╔══
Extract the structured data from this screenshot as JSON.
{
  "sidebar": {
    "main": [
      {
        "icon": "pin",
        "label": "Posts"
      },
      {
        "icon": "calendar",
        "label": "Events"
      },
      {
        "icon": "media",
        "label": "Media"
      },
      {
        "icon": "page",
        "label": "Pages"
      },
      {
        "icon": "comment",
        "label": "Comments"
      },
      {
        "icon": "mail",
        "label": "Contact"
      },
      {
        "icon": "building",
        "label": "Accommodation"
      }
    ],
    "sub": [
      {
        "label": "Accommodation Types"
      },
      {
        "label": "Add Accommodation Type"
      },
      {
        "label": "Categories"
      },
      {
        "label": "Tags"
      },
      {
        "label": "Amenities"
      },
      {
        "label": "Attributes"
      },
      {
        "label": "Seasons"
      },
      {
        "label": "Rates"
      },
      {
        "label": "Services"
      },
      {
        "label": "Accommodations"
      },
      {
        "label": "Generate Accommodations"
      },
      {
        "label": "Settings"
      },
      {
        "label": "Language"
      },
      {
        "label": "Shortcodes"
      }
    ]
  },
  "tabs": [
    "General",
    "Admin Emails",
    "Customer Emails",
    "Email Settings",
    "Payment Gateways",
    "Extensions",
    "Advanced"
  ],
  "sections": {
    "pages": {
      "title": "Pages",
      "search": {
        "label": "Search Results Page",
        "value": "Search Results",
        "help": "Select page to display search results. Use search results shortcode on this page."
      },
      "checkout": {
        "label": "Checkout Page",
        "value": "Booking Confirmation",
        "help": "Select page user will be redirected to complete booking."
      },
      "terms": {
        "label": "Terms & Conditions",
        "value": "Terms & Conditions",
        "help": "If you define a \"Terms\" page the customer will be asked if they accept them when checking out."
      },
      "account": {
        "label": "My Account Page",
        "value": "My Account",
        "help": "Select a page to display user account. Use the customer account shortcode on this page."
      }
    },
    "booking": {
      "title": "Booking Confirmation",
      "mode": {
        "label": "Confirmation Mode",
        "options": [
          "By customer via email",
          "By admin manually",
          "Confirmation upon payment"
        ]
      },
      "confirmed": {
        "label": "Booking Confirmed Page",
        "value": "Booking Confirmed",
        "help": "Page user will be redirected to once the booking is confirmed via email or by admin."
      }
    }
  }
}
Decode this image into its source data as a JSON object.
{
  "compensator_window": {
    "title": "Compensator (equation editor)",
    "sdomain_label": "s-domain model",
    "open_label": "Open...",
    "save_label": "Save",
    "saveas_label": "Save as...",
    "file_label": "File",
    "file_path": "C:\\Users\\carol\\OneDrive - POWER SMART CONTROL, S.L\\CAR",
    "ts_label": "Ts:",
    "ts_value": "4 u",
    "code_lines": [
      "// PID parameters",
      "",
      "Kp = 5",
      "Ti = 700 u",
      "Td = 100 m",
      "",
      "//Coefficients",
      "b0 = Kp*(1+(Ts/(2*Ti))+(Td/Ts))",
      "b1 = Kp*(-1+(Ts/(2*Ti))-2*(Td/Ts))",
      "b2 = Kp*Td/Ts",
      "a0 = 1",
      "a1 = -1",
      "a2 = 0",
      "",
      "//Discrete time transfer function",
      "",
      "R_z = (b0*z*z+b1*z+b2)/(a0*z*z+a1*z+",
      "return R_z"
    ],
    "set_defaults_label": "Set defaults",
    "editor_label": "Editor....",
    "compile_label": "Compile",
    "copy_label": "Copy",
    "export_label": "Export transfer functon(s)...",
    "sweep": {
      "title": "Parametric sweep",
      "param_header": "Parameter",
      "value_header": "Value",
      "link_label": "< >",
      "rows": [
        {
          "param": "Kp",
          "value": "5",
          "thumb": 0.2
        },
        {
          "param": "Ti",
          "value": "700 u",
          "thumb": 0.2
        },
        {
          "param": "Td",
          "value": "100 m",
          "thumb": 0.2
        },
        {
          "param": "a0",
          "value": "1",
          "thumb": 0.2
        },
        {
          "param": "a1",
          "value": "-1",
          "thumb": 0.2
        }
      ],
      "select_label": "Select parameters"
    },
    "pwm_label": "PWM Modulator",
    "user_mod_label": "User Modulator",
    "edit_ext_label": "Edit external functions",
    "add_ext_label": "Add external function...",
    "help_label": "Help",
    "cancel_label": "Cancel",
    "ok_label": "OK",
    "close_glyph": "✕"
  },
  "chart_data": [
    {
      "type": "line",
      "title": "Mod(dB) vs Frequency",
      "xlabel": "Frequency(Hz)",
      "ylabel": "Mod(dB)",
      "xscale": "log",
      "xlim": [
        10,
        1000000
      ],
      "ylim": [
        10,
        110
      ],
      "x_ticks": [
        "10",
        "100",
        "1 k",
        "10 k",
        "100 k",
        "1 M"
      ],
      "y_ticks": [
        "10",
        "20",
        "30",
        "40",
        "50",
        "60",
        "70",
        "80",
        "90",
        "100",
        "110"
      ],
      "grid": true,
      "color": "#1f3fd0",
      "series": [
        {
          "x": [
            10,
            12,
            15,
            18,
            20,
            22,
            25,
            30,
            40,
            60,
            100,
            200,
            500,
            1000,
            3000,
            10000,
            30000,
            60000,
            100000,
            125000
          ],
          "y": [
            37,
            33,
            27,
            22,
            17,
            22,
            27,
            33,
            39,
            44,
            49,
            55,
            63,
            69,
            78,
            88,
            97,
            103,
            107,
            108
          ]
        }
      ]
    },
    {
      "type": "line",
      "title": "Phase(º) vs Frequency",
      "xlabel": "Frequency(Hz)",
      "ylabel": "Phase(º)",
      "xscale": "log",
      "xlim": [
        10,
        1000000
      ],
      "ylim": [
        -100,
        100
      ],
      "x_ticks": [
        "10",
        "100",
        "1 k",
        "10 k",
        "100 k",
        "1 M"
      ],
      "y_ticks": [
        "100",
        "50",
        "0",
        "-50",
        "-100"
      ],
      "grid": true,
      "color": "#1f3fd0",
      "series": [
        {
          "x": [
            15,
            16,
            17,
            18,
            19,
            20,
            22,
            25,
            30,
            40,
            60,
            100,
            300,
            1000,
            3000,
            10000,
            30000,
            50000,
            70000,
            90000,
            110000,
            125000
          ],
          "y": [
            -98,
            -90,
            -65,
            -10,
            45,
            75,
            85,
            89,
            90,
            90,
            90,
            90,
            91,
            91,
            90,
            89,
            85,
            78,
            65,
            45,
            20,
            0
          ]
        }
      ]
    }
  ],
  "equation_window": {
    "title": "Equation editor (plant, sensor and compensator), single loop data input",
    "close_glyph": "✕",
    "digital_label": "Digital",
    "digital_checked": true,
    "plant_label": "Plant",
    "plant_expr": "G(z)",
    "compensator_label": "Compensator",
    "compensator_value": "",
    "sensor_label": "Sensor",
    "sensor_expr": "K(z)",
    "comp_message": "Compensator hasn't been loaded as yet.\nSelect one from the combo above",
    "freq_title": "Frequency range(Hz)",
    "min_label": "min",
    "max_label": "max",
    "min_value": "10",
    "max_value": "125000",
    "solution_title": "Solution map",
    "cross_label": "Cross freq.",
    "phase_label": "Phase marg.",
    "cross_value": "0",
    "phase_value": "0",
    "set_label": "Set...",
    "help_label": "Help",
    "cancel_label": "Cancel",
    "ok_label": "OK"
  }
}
╚══
Check each line above for the word "redirected", and copy the lines where it appears.

Output of the exercise:
        "help": "Select page user will be redirected to complete booking."
        "help": "Page user will be redirected to once the booking is confirmed via email or by admin."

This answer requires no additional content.